> EXERCISE BRIEF: Could you transcribe the material below exactly, without leaving out a single line?

> Extracted records:
____
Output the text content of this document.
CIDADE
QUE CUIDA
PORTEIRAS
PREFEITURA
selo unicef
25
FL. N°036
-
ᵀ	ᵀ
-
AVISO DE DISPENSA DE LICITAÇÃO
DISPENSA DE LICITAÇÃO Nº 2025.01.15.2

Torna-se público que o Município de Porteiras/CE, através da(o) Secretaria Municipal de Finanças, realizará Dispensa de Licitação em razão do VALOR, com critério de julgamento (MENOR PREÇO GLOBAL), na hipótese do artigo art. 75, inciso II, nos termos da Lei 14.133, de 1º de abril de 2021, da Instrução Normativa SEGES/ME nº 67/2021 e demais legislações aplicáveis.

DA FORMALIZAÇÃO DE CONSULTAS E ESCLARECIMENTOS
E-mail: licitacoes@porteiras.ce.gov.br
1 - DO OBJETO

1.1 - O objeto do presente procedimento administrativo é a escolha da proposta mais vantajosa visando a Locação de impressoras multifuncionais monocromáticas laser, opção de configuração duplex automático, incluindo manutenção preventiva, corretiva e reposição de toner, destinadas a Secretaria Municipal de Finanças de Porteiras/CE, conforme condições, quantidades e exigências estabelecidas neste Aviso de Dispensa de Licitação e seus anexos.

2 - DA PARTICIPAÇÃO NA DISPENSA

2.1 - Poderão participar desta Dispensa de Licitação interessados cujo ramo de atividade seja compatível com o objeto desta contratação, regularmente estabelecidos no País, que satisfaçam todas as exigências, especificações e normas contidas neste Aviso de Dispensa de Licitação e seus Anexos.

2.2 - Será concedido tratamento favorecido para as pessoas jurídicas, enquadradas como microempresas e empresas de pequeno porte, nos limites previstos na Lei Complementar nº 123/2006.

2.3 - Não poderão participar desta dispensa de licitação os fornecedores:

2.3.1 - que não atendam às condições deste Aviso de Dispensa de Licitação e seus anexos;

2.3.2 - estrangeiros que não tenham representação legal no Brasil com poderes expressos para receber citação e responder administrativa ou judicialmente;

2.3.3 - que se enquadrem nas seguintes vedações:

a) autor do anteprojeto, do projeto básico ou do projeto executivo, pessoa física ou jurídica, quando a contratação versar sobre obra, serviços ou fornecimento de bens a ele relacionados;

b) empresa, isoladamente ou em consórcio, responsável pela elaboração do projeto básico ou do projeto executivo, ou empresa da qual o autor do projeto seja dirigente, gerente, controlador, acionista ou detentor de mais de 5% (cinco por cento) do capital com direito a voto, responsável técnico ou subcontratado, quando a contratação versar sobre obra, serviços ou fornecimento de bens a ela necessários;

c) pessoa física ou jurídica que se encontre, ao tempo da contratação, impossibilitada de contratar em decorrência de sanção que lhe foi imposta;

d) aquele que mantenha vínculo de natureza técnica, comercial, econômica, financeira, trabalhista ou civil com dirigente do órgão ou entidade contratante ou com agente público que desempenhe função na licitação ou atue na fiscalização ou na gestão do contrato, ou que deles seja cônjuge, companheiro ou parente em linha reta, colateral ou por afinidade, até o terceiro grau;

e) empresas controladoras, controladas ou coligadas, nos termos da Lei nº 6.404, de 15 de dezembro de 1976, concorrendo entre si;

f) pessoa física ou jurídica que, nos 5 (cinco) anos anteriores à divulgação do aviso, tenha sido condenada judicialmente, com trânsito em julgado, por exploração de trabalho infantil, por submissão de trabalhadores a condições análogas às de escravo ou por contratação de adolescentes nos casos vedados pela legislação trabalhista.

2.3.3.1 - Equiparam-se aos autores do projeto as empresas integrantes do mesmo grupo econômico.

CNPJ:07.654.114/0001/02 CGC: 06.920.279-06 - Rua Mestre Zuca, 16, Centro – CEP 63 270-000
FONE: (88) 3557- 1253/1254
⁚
____
> THE OUTPUT:
Output the text content of this document.
CIDADE
QUE CUIDA
PORTEIRAS
PREFEITURA
selo unicef
25
FL. N°036
-
ᵀ	ᵀ
-
AVISO DE DISPENSA DE LICITAÇÃO
DISPENSA DE LICITAÇÃO Nº 2025.01.15.2

Torna-se público que o Município de Porteiras/CE, através da(o) Secretaria Municipal de Finanças, realizará Dispensa de Licitação em razão do VALOR, com critério de julgamento (MENOR PREÇO GLOBAL), na hipótese do artigo art. 75, inciso II, nos termos da Lei 14.133, de 1º de abril de 2021, da Instrução Normativa SEGES/ME nº 67/2021 e demais legislações aplicáveis.

DA FORMALIZAÇÃO DE CONSULTAS E ESCLARECIMENTOS
E-mail: licitacoes@porteiras.ce.gov.br
1 - DO OBJETO

1.1 - O objeto do presente procedimento administrativo é a escolha da proposta mais vantajosa visando a Locação de impressoras multifuncionais monocromáticas laser, opção de configuração duplex automático, incluindo manutenção preventiva, corretiva e reposição de toner, destinadas a Secretaria Municipal de Finanças de Porteiras/CE, conforme condições, quantidades e exigências estabelecidas neste Aviso de Dispensa de Licitação e seus anexos.

2 - DA PARTICIPAÇÃO NA DISPENSA

2.1 - Poderão participar desta Dispensa de Licitação interessados cujo ramo de atividade seja compatível com o objeto desta contratação, regularmente estabelecidos no País, que satisfaçam todas as exigências, especificações e normas contidas neste Aviso de Dispensa de Licitação e seus Anexos.

2.2 - Será concedido tratamento favorecido para as pessoas jurídicas, enquadradas como microempresas e empresas de pequeno porte, nos limites previstos na Lei Complementar nº 123/2006.

2.3 - Não poderão participar desta dispensa de licitação os fornecedores:

2.3.1 - que não atendam às condições deste Aviso de Dispensa de Licitação e seus anexos;

2.3.2 - estrangeiros que não tenham representação legal no Brasil com poderes expressos para receber citação e responder administrativa ou judicialmente;

2.3.3 - que se enquadrem nas seguintes vedações:

a) autor do anteprojeto, do projeto básico ou do projeto executivo, pessoa física ou jurídica, quando a contratação versar sobre obra, serviços ou fornecimento de bens a ele relacionados;

b) empresa, isoladamente ou em consórcio, responsável pela elaboração do projeto básico ou do projeto executivo, ou empresa da qual o autor do projeto seja dirigente, gerente, controlador, acionista ou detentor de mais de 5% (cinco por cento) do capital com direito a voto, responsável técnico ou subcontratado, quando a contratação versar sobre obra, serviços ou fornecimento de bens a ela necessários;

c) pessoa física ou jurídica que se encontre, ao tempo da contratação, impossibilitada de contratar em decorrência de sanção que lhe foi imposta;

d) aquele que mantenha vínculo de natureza técnica, comercial, econômica, financeira, trabalhista ou civil com dirigente do órgão ou entidade contratante ou com agente público que desempenhe função na licitação ou atue na fiscalização ou na gestão do contrato, ou que deles seja cônjuge, companheiro ou parente em linha reta, colateral ou por afinidade, até o terceiro grau;

e) empresas controladoras, controladas ou coligadas, nos termos da Lei nº 6.404, de 15 de dezembro de 1976, concorrendo entre si;

f) pessoa física ou jurídica que, nos 5 (cinco) anos anteriores à divulgação do aviso, tenha sido condenada judicialmente, com trânsito em julgado, por exploração de trabalho infantil, por submissão de trabalhadores a condições análogas às de escravo ou por contratação de adolescentes nos casos vedados pela legislação trabalhista.

2.3.3.1 - Equiparam-se aos autores do projeto as empresas integrantes do mesmo grupo econômico.

CNPJ:07.654.114/0001/02 CGC: 06.920.279-06 - Rua Mestre Zuca, 16, Centro – CEP 63 270-000
FONE: (88) 3557- 1253/1254
⁚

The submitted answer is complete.